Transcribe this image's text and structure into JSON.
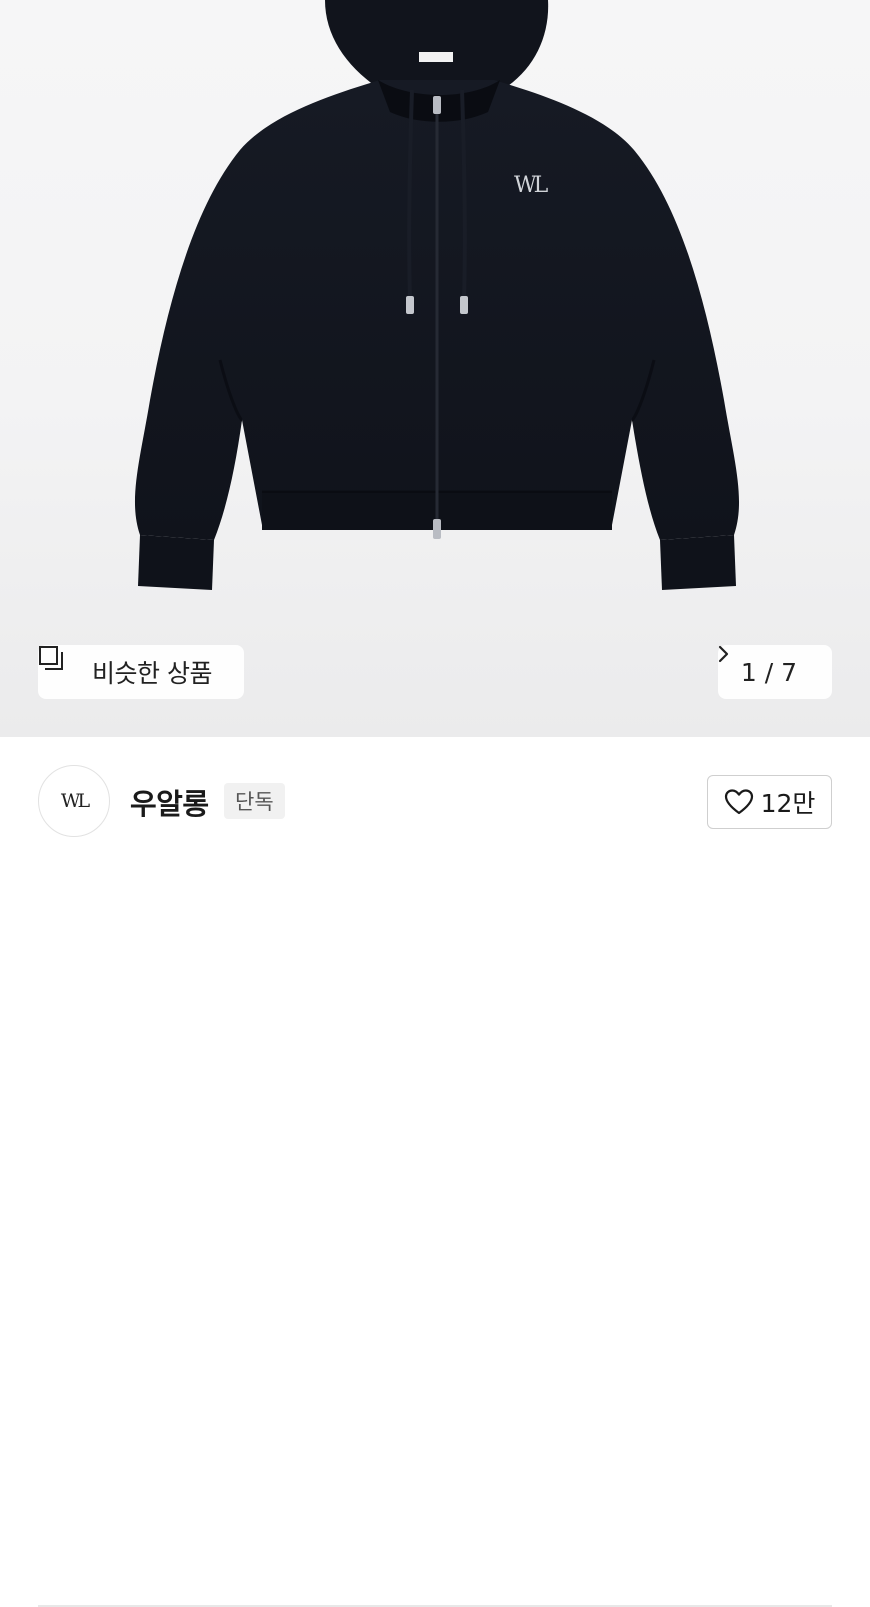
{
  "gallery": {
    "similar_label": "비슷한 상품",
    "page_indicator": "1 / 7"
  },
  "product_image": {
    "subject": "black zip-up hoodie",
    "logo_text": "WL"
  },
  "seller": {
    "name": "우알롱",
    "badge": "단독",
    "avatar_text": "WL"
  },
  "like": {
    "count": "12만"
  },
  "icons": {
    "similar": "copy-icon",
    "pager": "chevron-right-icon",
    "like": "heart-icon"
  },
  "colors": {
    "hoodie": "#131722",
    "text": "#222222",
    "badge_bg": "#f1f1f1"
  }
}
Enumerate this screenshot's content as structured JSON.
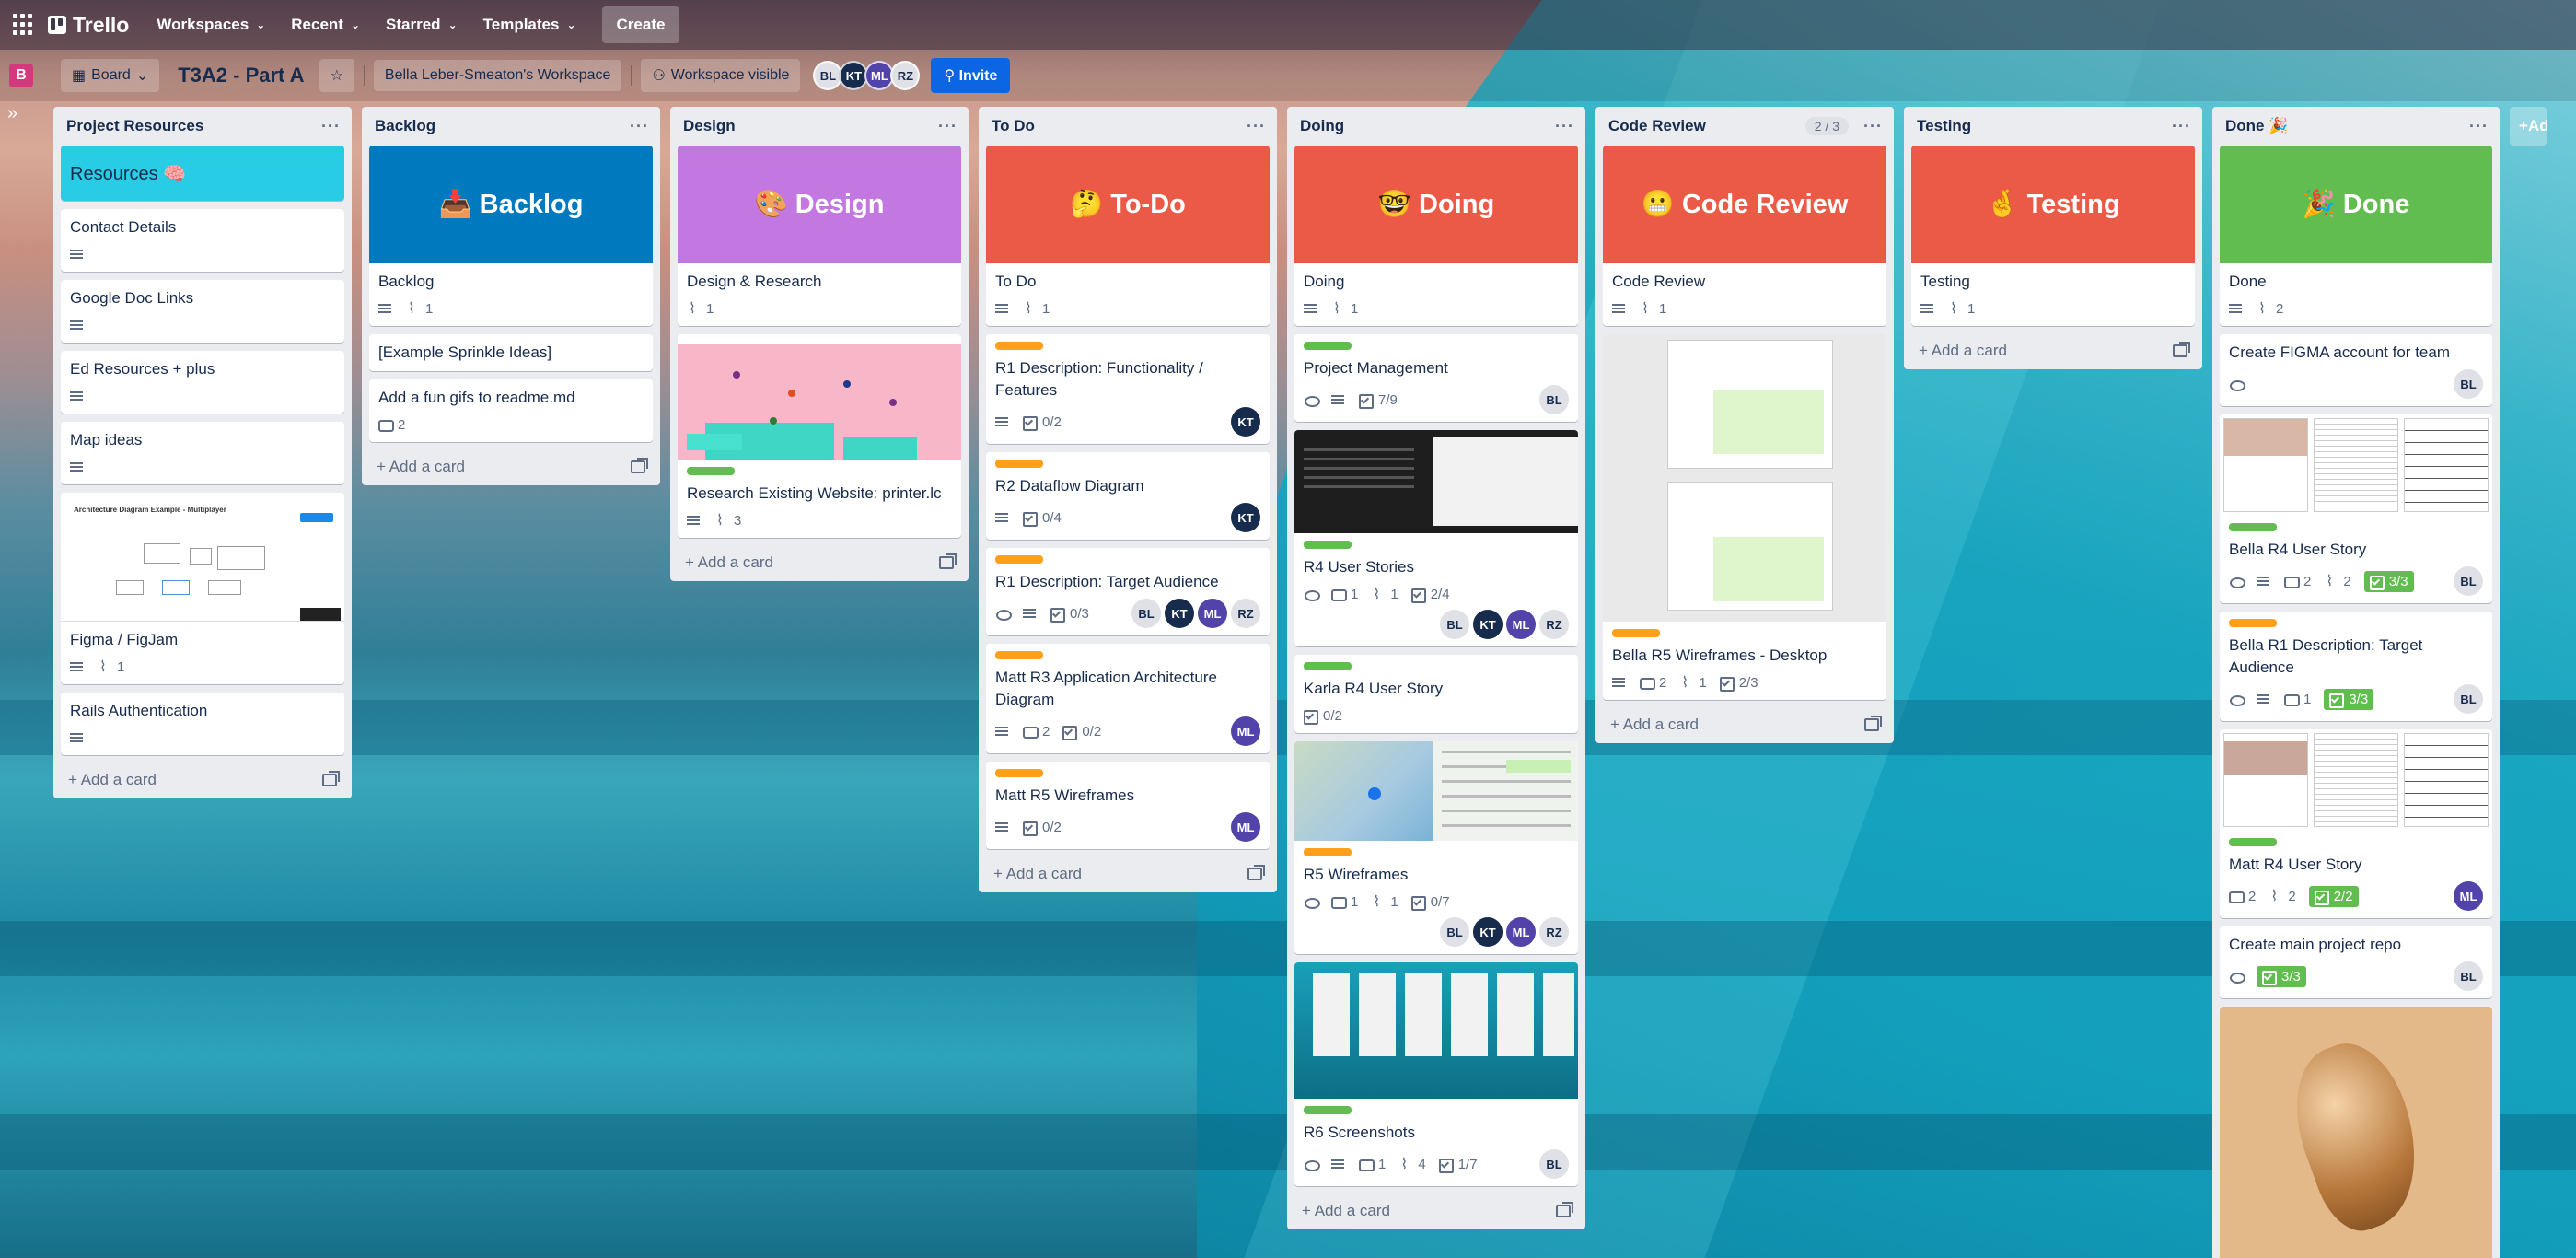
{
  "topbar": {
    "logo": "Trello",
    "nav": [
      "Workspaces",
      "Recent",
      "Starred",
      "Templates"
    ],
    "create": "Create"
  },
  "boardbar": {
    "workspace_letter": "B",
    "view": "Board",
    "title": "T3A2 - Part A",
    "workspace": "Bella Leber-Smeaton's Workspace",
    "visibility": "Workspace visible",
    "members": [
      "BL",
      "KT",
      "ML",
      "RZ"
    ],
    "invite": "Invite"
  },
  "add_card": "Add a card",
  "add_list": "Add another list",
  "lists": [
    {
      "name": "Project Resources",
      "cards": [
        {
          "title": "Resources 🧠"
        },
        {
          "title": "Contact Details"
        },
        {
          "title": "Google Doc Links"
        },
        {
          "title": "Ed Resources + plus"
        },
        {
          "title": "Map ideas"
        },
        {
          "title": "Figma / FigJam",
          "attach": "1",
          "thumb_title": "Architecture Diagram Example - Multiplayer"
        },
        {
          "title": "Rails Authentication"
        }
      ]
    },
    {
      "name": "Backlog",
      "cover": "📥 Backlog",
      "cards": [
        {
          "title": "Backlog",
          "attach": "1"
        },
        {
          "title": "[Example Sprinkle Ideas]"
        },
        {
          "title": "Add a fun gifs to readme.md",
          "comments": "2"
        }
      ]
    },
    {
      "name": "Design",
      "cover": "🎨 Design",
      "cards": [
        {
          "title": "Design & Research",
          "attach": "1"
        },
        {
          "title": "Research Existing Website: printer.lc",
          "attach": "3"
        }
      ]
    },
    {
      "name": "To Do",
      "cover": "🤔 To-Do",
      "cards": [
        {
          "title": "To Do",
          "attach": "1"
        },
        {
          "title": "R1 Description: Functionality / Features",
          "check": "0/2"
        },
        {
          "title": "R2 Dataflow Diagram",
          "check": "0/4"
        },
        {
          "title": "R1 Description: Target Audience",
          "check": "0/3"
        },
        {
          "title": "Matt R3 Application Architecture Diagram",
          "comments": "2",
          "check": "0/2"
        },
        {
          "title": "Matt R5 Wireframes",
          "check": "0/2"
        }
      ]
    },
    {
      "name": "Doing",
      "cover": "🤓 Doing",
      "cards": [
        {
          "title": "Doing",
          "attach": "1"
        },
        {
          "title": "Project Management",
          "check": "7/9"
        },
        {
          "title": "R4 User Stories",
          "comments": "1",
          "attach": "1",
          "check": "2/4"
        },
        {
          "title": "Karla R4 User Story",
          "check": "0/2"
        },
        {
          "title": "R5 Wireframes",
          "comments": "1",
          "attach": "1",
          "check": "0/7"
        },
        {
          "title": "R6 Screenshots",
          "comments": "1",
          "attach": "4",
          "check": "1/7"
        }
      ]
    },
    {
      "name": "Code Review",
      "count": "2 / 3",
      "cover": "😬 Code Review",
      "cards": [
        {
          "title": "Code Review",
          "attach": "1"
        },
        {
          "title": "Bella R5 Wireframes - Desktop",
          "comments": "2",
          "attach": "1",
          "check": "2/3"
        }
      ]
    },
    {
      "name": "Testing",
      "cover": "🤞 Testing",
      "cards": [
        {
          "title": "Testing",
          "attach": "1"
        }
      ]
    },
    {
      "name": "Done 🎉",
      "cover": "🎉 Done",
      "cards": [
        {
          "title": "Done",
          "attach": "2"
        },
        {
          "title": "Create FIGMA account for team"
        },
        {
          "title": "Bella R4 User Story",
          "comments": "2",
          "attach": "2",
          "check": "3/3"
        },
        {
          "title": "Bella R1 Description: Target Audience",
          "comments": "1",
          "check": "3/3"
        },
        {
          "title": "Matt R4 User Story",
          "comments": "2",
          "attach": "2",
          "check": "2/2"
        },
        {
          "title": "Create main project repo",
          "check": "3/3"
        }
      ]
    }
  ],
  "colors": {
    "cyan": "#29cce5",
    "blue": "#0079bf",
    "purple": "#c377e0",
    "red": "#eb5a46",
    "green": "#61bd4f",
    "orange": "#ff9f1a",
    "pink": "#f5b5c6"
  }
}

◇ ◇ ◇ ◇

REQUEST
Transcribe the whole listing, character for character, but not its images.

FULL SOLUTION
Transcribe this image's text and structure into JSON.
{
  "gallery": {
    "similar_label": "비슷한 상품",
    "page_indicator": "1 / 7"
  },
  "product_image": {
    "subject": "black zip-up hoodie",
    "logo_text": "WL"
  },
  "seller": {
    "name": "우알롱",
    "badge": "단독",
    "avatar_text": "WL"
  },
  "like": {
    "count": "12만"
  },
  "icons": {
    "similar": "copy-icon",
    "pager": "chevron-right-icon",
    "like": "heart-icon"
  },
  "colors": {
    "hoodie": "#131722",
    "text": "#222222",
    "badge_bg": "#f1f1f1"
  }
}
Enumerate this screenshot's content as structured JSON.
{
  "topbar": {
    "logo": "Trello",
    "nav": [
      "Workspaces",
      "Recent",
      "Starred",
      "Templates"
    ],
    "create": "Create"
  },
  "boardbar": {
    "workspace_letter": "B",
    "view": "Board",
    "title": "T3A2 - Part A",
    "workspace": "Bella Leber-Smeaton's Workspace",
    "visibility": "Workspace visible",
    "members": [
      "BL",
      "KT",
      "ML",
      "RZ"
    ],
    "invite": "Invite"
  },
  "add_card": "Add a card",
  "add_list": "Add another list",
  "lists": [
    {
      "name": "Project Resources",
      "cards": [
        {
          "title": "Resources 🧠"
        },
        {
          "title": "Contact Details"
        },
        {
          "title": "Google Doc Links"
        },
        {
          "title": "Ed Resources + plus"
        },
        {
          "title": "Map ideas"
        },
        {
          "title": "Figma / FigJam",
          "attach": "1",
          "thumb_title": "Architecture Diagram Example - Multiplayer"
        },
        {
          "title": "Rails Authentication"
        }
      ]
    },
    {
      "name": "Backlog",
      "cover": "📥 Backlog",
      "cards": [
        {
          "title": "Backlog",
          "attach": "1"
        },
        {
          "title": "[Example Sprinkle Ideas]"
        },
        {
          "title": "Add a fun gifs to readme.md",
          "comments": "2"
        }
      ]
    },
    {
      "name": "Design",
      "cover": "🎨 Design",
      "cards": [
        {
          "title": "Design & Research",
          "attach": "1"
        },
        {
          "title": "Research Existing Website: printer.lc",
          "attach": "3"
        }
      ]
    },
    {
      "name": "To Do",
      "cover": "🤔 To-Do",
      "cards": [
        {
          "title": "To Do",
          "attach": "1"
        },
        {
          "title": "R1 Description: Functionality / Features",
          "check": "0/2"
        },
        {
          "title": "R2 Dataflow Diagram",
          "check": "0/4"
        },
        {
          "title": "R1 Description: Target Audience",
          "check": "0/3"
        },
        {
          "title": "Matt R3 Application Architecture Diagram",
          "comments": "2",
          "check": "0/2"
        },
        {
          "title": "Matt R5 Wireframes",
          "check": "0/2"
        }
      ]
    },
    {
      "name": "Doing",
      "cover": "🤓 Doing",
      "cards": [
        {
          "title": "Doing",
          "attach": "1"
        },
        {
          "title": "Project Management",
          "check": "7/9"
        },
        {
          "title": "R4 User Stories",
          "comments": "1",
          "attach": "1",
          "check": "2/4"
        },
        {
          "title": "Karla R4 User Story",
          "check": "0/2"
        },
        {
          "title": "R5 Wireframes",
          "comments": "1",
          "attach": "1",
          "check": "0/7"
        },
        {
          "title": "R6 Screenshots",
          "comments": "1",
          "attach": "4",
          "check": "1/7"
        }
      ]
    },
    {
      "name": "Code Review",
      "count": "2 / 3",
      "cover": "😬 Code Review",
      "cards": [
        {
          "title": "Code Review",
          "attach": "1"
        },
        {
          "title": "Bella R5 Wireframes - Desktop",
          "comments": "2",
          "attach": "1",
          "check": "2/3"
        }
      ]
    },
    {
      "name": "Testing",
      "cover": "🤞 Testing",
      "cards": [
        {
          "title": "Testing",
          "attach": "1"
        }
      ]
    },
    {
      "name": "Done 🎉",
      "cover": "🎉 Done",
      "cards": [
        {
          "title": "Done",
          "attach": "2"
        },
        {
          "title": "Create FIGMA account for team"
        },
        {
          "title": "Bella R4 User Story",
          "comments": "2",
          "attach": "2",
          "check": "3/3"
        },
        {
          "title": "Bella R1 Description: Target Audience",
          "comments": "1",
          "check": "3/3"
        },
        {
          "title": "Matt R4 User Story",
          "comments": "2",
          "attach": "2",
          "check": "2/2"
        },
        {
          "title": "Create main project repo",
          "check": "3/3"
        }
      ]
    }
  ],
  "colors": {
    "cyan": "#29cce5",
    "blue": "#0079bf",
    "purple": "#c377e0",
    "red": "#eb5a46",
    "green": "#61bd4f",
    "orange": "#ff9f1a",
    "pink": "#f5b5c6"
  }
}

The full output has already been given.